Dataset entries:
[BEGIN]

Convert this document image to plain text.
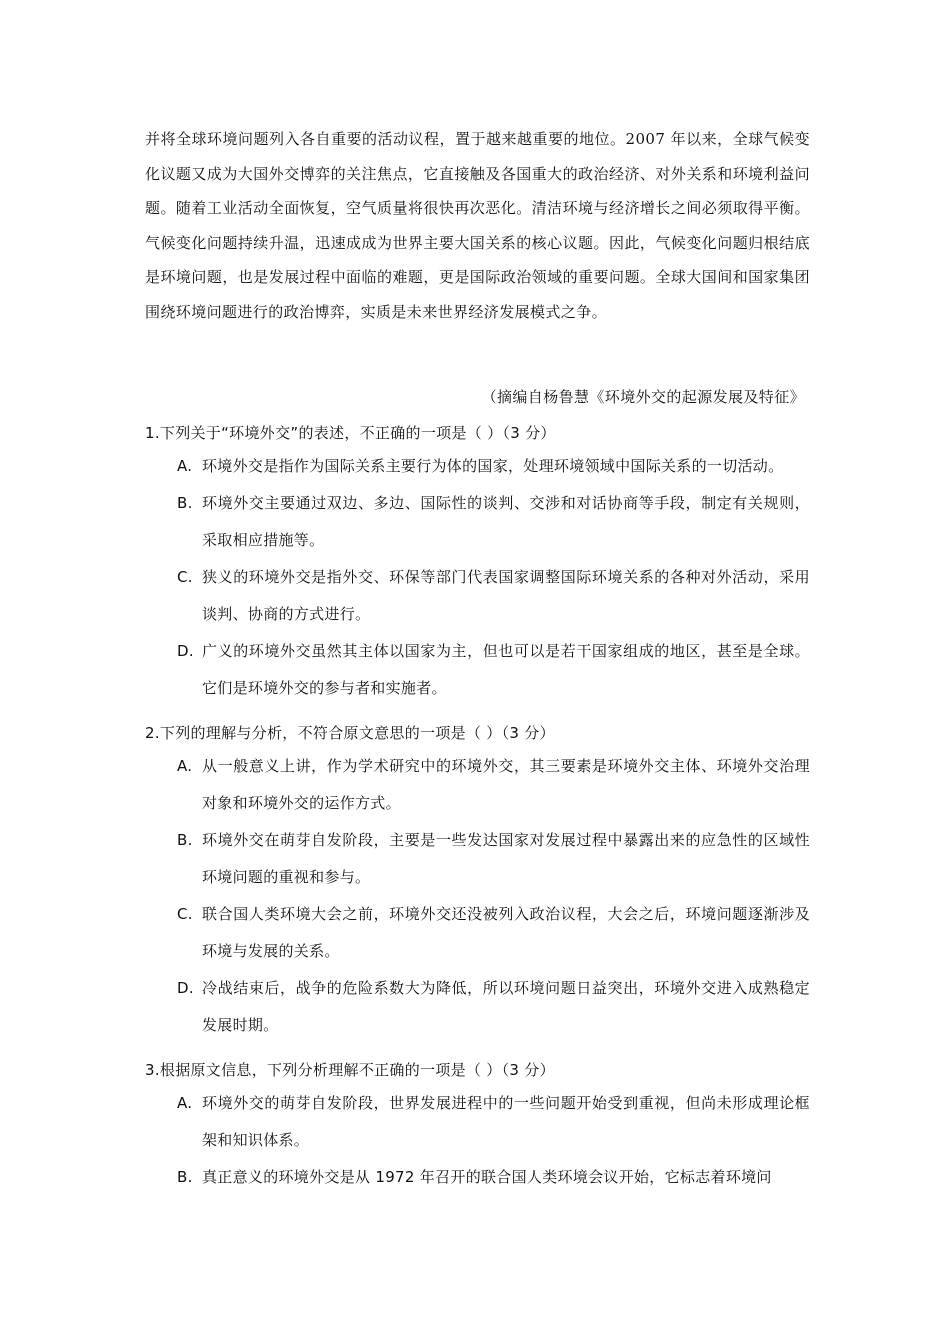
并将全球环境问题列入各自重要的活动议程，置于越来越重要的地位。2007 年以来，全球气候变化议题又成为大国外交博弈的关注焦点，它直接触及各国重大的政治经济、对外关系和环境利益问题。随着工业活动全面恢复，空气质量将很快再次恶化。清洁环境与经济增长之间必须取得平衡。气候变化问题持续升温，迅速成成为世界主要大国关系的核心议题。因此，气候变化问题归根结底是环境问题，也是发展过程中面临的难题，更是国际政治领域的重要问题。全球大国间和国家集团围绕环境问题进行的政治博弈，实质是未来世界经济发展模式之争。

（摘编自杨鲁慧《环境外交的起源发展及特征》

1.下列关于“环境外交”的表述，不正确的一项是（ ）（3 分）

A. 环境外交是指作为国际关系主要行为体的国家，处理环境领域中国际关系的一切活动。
B. 环境外交主要通过双边、多边、国际性的谈判、交涉和对话协商等手段，制定有关规则，采取相应措施等。
C. 狭义的环境外交是指外交、环保等部门代表国家调整国际环境关系的各种对外活动，采用谈判、协商的方式进行。
D. 广义的环境外交虽然其主体以国家为主，但也可以是若干国家组成的地区，甚至是全球。它们是环境外交的参与者和实施者。

2.下列的理解与分析，不符合原文意思的一项是（ ）（3 分）

A. 从一般意义上讲，作为学术研究中的环境外交，其三要素是环境外交主体、环境外交治理对象和环境外交的运作方式。
B. 环境外交在萌芽自发阶段，主要是一些发达国家对发展过程中暴露出来的应急性的区域性环境问题的重视和参与。
C. 联合国人类环境大会之前，环境外交还没被列入政治议程，大会之后，环境问题逐渐涉及环境与发展的关系。
D. 冷战结束后，战争的危险系数大为降低，所以环境问题日益突出，环境外交进入成熟稳定发展时期。

3.根据原文信息，下列分析理解不正确的一项是（ ）（3 分）

A. 环境外交的萌芽自发阶段，世界发展进程中的一些问题开始受到重视，但尚未形成理论框架和知识体系。
B. 真正意义的环境外交是从 1972 年召开的联合国人类环境会议开始，它标志着环境问
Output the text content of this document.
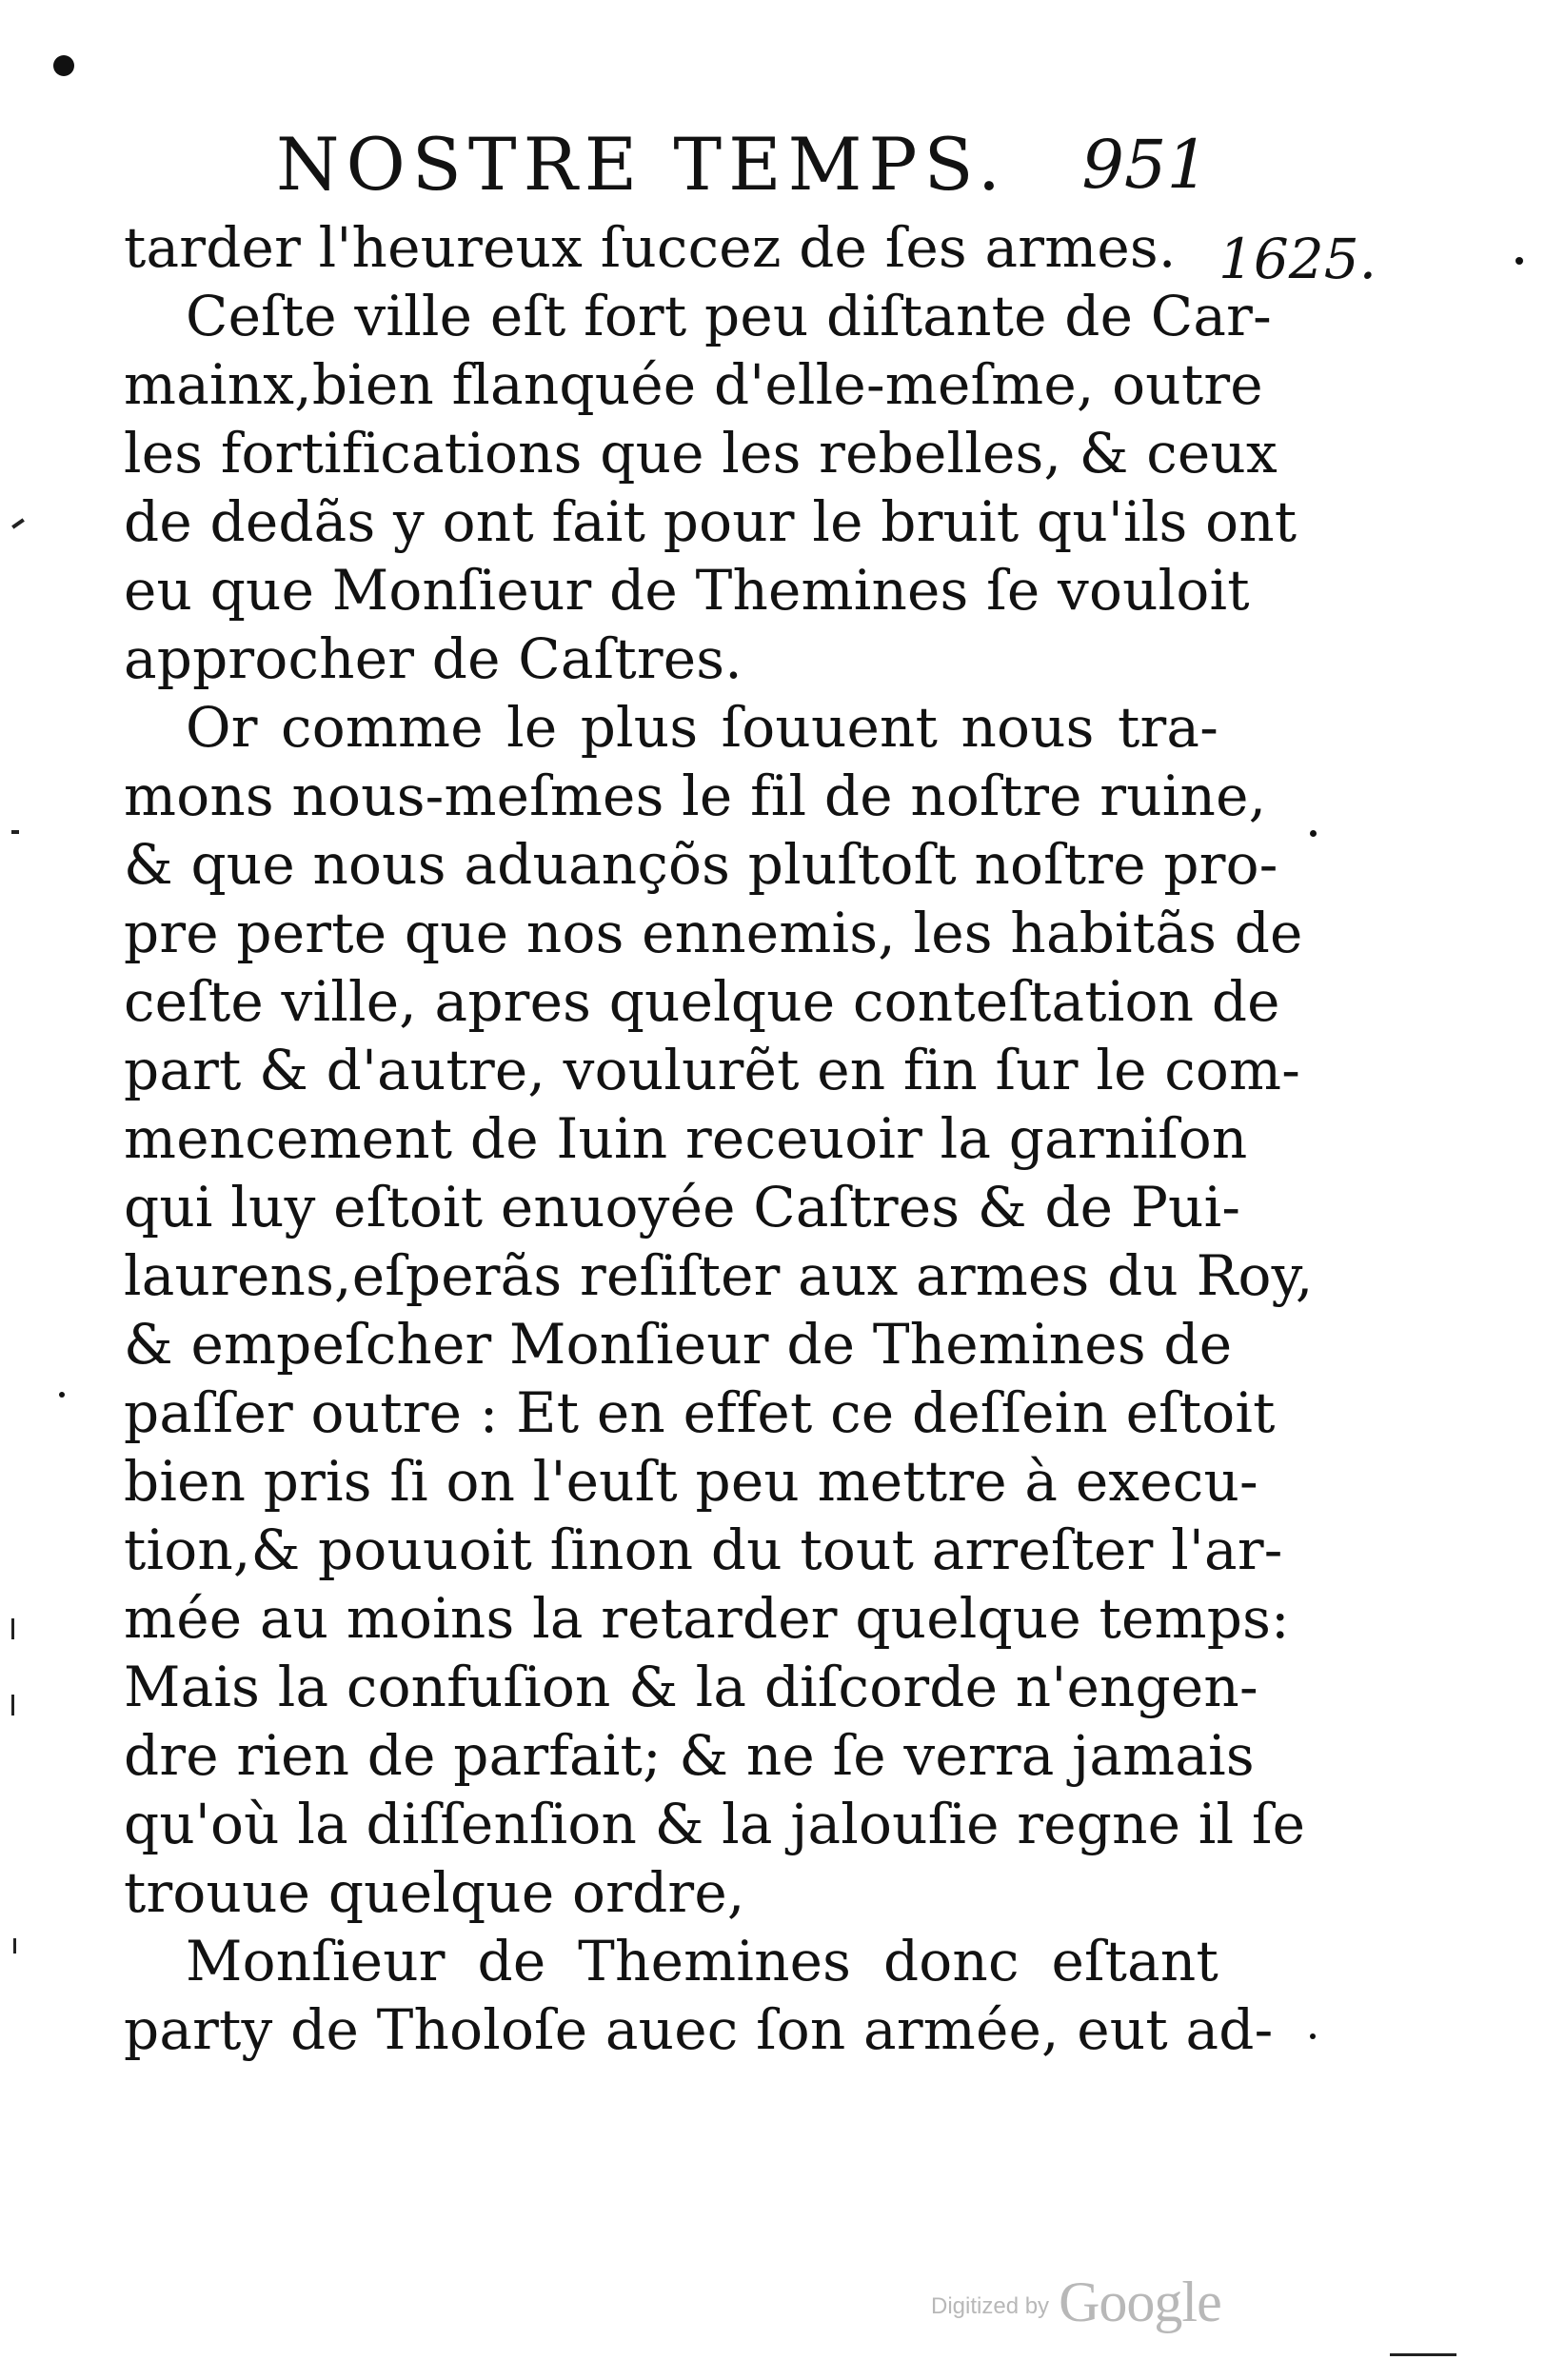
NOSTRE TEMPS. 951
1625.
tarder l'heureux ſuccez de ſes armes.
Ceſte ville eſt fort peu diſtante de Car-
mainx,bien flanquée d'elle-meſme, outre
les fortifications que les rebelles, & ceux
de dedãs y ont fait pour le bruit qu'ils ont
eu que Monſieur de Themines ſe vouloit
approcher de Caſtres.
Or comme le plus ſouuent nous tra-
mons nous-meſmes le fil de noſtre ruine,
& que nous aduançõs pluſtoſt noſtre pro-
pre perte que nos ennemis, les habitãs de
ceſte ville, apres quelque conteſtation de
part & d'autre, voulurẽt en fin ſur le com-
mencement de Iuin receuoir la garniſon
qui luy eſtoit enuoyée Caſtres & de Pui-
laurens,eſperãs reſiſter aux armes du Roy,
& empeſcher Monſieur de Themines de
paſſer outre : Et en effet ce deſſein eſtoit
bien pris ſi on l'euſt peu mettre à execu-
tion,& pouuoit ſinon du tout arreſter l'ar-
mée au moins la retarder quelque temps:
Mais la confuſion & la diſcorde n'engen-
dre rien de parfait; & ne ſe verra jamais
qu'où la diſſenſion & la jalouſie regne il ſe
trouue quelque ordre,
Monſieur de Themines donc eſtant
party de Tholoſe auec ſon armée, eut ad-
Digitized by Google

[END]

* _Given exercise_
Copy the listing word for word, excluding its pictures.

* _Correct answer_
Convert this document image to plain text.
并将全球环境问题列入各自重要的活动议程，置于越来越重要的地位。2007 年以来，全球气候变化议题又成为大国外交博弈的关注焦点，它直接触及各国重大的政治经济、对外关系和环境利益问题。随着工业活动全面恢复，空气质量将很快再次恶化。清洁环境与经济增长之间必须取得平衡。气候变化问题持续升温，迅速成成为世界主要大国关系的核心议题。因此，气候变化问题归根结底是环境问题，也是发展过程中面临的难题，更是国际政治领域的重要问题。全球大国间和国家集团围绕环境问题进行的政治博弈，实质是未来世界经济发展模式之争。

（摘编自杨鲁慧《环境外交的起源发展及特征》

1.下列关于“环境外交”的表述，不正确的一项是（ ）（3 分）

A. 环境外交是指作为国际关系主要行为体的国家，处理环境领域中国际关系的一切活动。
B. 环境外交主要通过双边、多边、国际性的谈判、交涉和对话协商等手段，制定有关规则，采取相应措施等。
C. 狭义的环境外交是指外交、环保等部门代表国家调整国际环境关系的各种对外活动，采用谈判、协商的方式进行。
D. 广义的环境外交虽然其主体以国家为主，但也可以是若干国家组成的地区，甚至是全球。它们是环境外交的参与者和实施者。

2.下列的理解与分析，不符合原文意思的一项是（ ）（3 分）

A. 从一般意义上讲，作为学术研究中的环境外交，其三要素是环境外交主体、环境外交治理对象和环境外交的运作方式。
B. 环境外交在萌芽自发阶段，主要是一些发达国家对发展过程中暴露出来的应急性的区域性环境问题的重视和参与。
C. 联合国人类环境大会之前，环境外交还没被列入政治议程，大会之后，环境问题逐渐涉及环境与发展的关系。
D. 冷战结束后，战争的危险系数大为降低，所以环境问题日益突出，环境外交进入成熟稳定发展时期。

3.根据原文信息，下列分析理解不正确的一项是（ ）（3 分）

A. 环境外交的萌芽自发阶段，世界发展进程中的一些问题开始受到重视，但尚未形成理论框架和知识体系。
B. 真正意义的环境外交是从 1972 年召开的联合国人类环境会议开始，它标志着环境问
Output the text content of this document.
NOSTRE TEMPS. 951
1625.
tarder l'heureux ſuccez de ſes armes.
Ceſte ville eſt fort peu diſtante de Car-
mainx,bien flanquée d'elle-meſme, outre
les fortifications que les rebelles, & ceux
de dedãs y ont fait pour le bruit qu'ils ont
eu que Monſieur de Themines ſe vouloit
approcher de Caſtres.
Or comme le plus ſouuent nous tra-
mons nous-meſmes le fil de noſtre ruine,
& que nous aduançõs pluſtoſt noſtre pro-
pre perte que nos ennemis, les habitãs de
ceſte ville, apres quelque conteſtation de
part & d'autre, voulurẽt en fin ſur le com-
mencement de Iuin receuoir la garniſon
qui luy eſtoit enuoyée Caſtres & de Pui-
laurens,eſperãs reſiſter aux armes du Roy,
& empeſcher Monſieur de Themines de
paſſer outre : Et en effet ce deſſein eſtoit
bien pris ſi on l'euſt peu mettre à execu-
tion,& pouuoit ſinon du tout arreſter l'ar-
mée au moins la retarder quelque temps:
Mais la confuſion & la diſcorde n'engen-
dre rien de parfait; & ne ſe verra jamais
qu'où la diſſenſion & la jalouſie regne il ſe
trouue quelque ordre,
Monſieur de Themines donc eſtant
party de Tholoſe auec ſon armée, eut ad-
Digitized by Google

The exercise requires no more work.